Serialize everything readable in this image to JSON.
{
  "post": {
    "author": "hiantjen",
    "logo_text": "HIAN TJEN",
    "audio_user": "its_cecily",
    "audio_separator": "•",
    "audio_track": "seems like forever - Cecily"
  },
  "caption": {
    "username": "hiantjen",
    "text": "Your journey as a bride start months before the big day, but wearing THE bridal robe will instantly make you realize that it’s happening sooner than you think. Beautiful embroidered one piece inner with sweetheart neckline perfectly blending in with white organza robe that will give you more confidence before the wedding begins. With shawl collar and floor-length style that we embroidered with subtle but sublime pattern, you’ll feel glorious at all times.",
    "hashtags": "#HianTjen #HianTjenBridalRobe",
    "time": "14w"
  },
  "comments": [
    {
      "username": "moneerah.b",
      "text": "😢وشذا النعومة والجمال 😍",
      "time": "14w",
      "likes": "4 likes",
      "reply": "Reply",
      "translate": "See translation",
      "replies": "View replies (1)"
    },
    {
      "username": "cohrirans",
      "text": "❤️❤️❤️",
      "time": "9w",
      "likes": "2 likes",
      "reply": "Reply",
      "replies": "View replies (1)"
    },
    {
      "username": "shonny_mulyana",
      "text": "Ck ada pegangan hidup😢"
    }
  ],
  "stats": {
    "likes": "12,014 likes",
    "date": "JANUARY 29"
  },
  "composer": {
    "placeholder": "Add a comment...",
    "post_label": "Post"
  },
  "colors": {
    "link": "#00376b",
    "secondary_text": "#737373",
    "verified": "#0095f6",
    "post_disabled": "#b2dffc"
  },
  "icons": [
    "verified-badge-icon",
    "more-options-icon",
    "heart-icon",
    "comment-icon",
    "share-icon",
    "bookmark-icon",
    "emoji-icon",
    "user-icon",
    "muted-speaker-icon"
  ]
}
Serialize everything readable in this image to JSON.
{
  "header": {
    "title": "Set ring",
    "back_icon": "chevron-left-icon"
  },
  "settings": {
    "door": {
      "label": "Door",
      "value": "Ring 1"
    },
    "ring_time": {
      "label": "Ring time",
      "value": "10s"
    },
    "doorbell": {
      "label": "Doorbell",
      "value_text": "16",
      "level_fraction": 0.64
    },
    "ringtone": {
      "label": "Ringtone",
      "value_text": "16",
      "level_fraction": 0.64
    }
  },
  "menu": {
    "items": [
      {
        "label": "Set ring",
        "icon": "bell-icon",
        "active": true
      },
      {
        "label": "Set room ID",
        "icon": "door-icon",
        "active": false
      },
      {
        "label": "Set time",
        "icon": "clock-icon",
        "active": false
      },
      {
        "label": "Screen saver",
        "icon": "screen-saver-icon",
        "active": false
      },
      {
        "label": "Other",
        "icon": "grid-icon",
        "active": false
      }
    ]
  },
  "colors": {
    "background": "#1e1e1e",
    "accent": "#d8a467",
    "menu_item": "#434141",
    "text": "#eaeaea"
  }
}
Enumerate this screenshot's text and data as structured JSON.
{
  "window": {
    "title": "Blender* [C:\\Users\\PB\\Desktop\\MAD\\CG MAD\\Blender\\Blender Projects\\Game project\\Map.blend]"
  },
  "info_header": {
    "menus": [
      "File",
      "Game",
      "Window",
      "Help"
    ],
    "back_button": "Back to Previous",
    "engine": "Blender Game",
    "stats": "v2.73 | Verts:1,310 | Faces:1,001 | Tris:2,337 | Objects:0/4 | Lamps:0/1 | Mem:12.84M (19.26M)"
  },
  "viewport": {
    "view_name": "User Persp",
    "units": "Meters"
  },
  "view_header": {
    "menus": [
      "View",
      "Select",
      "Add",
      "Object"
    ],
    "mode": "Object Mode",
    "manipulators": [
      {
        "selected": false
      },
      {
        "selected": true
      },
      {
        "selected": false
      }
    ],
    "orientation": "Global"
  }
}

--------------------------------------------------

▶ [EXERCISE DETAILS] Repeat the records above exactly.

▶ [ANSWER TO THE PROBLEM]
Serialize everything readable in this image to JSON.
{
  "post": {
    "author": "hiantjen",
    "logo_text": "HIAN TJEN",
    "audio_user": "its_cecily",
    "audio_separator": "•",
    "audio_track": "seems like forever - Cecily"
  },
  "caption": {
    "username": "hiantjen",
    "text": "Your journey as a bride start months before the big day, but wearing THE bridal robe will instantly make you realize that it’s happening sooner than you think. Beautiful embroidered one piece inner with sweetheart neckline perfectly blending in with white organza robe that will give you more confidence before the wedding begins. With shawl collar and floor-length style that we embroidered with subtle but sublime pattern, you’ll feel glorious at all times.",
    "hashtags": "#HianTjen #HianTjenBridalRobe",
    "time": "14w"
  },
  "comments": [
    {
      "username": "moneerah.b",
      "text": "😢وشذا النعومة والجمال 😍",
      "time": "14w",
      "likes": "4 likes",
      "reply": "Reply",
      "translate": "See translation",
      "replies": "View replies (1)"
    },
    {
      "username": "cohrirans",
      "text": "❤️❤️❤️",
      "time": "9w",
      "likes": "2 likes",
      "reply": "Reply",
      "replies": "View replies (1)"
    },
    {
      "username": "shonny_mulyana",
      "text": "Ck ada pegangan hidup😢"
    }
  ],
  "stats": {
    "likes": "12,014 likes",
    "date": "JANUARY 29"
  },
  "composer": {
    "placeholder": "Add a comment...",
    "post_label": "Post"
  },
  "colors": {
    "link": "#00376b",
    "secondary_text": "#737373",
    "verified": "#0095f6",
    "post_disabled": "#b2dffc"
  },
  "icons": [
    "verified-badge-icon",
    "more-options-icon",
    "heart-icon",
    "comment-icon",
    "share-icon",
    "bookmark-icon",
    "emoji-icon",
    "user-icon",
    "muted-speaker-icon"
  ]
}
Serialize everything readable in this image to JSON.
{
  "header": {
    "title": "Set ring",
    "back_icon": "chevron-left-icon"
  },
  "settings": {
    "door": {
      "label": "Door",
      "value": "Ring 1"
    },
    "ring_time": {
      "label": "Ring time",
      "value": "10s"
    },
    "doorbell": {
      "label": "Doorbell",
      "value_text": "16",
      "level_fraction": 0.64
    },
    "ringtone": {
      "label": "Ringtone",
      "value_text": "16",
      "level_fraction": 0.64
    }
  },
  "menu": {
    "items": [
      {
        "label": "Set ring",
        "icon": "bell-icon",
        "active": true
      },
      {
        "label": "Set room ID",
        "icon": "door-icon",
        "active": false
      },
      {
        "label": "Set time",
        "icon": "clock-icon",
        "active": false
      },
      {
        "label": "Screen saver",
        "icon": "screen-saver-icon",
        "active": false
      },
      {
        "label": "Other",
        "icon": "grid-icon",
        "active": false
      }
    ]
  },
  "colors": {
    "background": "#1e1e1e",
    "accent": "#d8a467",
    "menu_item": "#434141",
    "text": "#eaeaea"
  }
}
Enumerate this screenshot's text and data as structured JSON.
{
  "window": {
    "title": "Blender* [C:\\Users\\PB\\Desktop\\MAD\\CG MAD\\Blender\\Blender Projects\\Game project\\Map.blend]"
  },
  "info_header": {
    "menus": [
      "File",
      "Game",
      "Window",
      "Help"
    ],
    "back_button": "Back to Previous",
    "engine": "Blender Game",
    "stats": "v2.73 | Verts:1,310 | Faces:1,001 | Tris:2,337 | Objects:0/4 | Lamps:0/1 | Mem:12.84M (19.26M)"
  },
  "viewport": {
    "view_name": "User Persp",
    "units": "Meters"
  },
  "view_header": {
    "menus": [
      "View",
      "Select",
      "Add",
      "Object"
    ],
    "mode": "Object Mode",
    "manipulators": [
      {
        "selected": false
      },
      {
        "selected": true
      },
      {
        "selected": false
      }
    ],
    "orientation": "Global"
  }
}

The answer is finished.